**EXERCISE:**
Scan the listing below. Report each line that includes "actually".

**STORED RECORDS:**
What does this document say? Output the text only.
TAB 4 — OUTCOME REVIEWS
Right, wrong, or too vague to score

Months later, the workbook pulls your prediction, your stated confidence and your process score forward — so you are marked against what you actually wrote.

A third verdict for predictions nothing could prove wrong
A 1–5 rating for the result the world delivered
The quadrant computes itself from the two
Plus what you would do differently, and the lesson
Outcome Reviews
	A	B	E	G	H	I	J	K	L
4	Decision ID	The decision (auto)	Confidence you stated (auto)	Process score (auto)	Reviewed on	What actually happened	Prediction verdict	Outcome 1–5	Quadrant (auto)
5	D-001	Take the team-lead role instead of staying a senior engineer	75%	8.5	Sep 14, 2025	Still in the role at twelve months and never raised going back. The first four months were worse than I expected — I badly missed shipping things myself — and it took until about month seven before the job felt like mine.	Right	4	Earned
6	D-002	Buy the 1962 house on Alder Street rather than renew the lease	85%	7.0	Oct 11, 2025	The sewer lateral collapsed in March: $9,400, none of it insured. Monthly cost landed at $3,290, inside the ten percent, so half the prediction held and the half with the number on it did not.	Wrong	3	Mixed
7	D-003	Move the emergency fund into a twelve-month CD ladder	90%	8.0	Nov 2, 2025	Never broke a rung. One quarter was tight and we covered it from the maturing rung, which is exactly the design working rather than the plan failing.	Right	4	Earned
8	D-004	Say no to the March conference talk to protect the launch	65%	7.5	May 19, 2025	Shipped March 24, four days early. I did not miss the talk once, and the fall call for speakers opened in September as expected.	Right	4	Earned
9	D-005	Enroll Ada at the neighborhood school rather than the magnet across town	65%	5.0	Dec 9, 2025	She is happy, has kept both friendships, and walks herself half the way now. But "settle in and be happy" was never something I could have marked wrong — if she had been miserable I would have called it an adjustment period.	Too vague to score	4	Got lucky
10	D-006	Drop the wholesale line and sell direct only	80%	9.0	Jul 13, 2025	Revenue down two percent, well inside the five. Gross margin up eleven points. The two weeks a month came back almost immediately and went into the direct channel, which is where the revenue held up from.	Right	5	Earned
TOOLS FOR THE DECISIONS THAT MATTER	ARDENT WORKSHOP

**ANSWER BELOW:**
Months later, the workbook pulls your prediction, your stated confidence and your process score forward — so you are marked against what you actually wrote.
4	Decision ID	The decision (auto)	Confidence you stated (auto)	Process score (auto)	Reviewed on	What actually happened	Prediction verdict	Outcome 1–5	Quadrant (auto)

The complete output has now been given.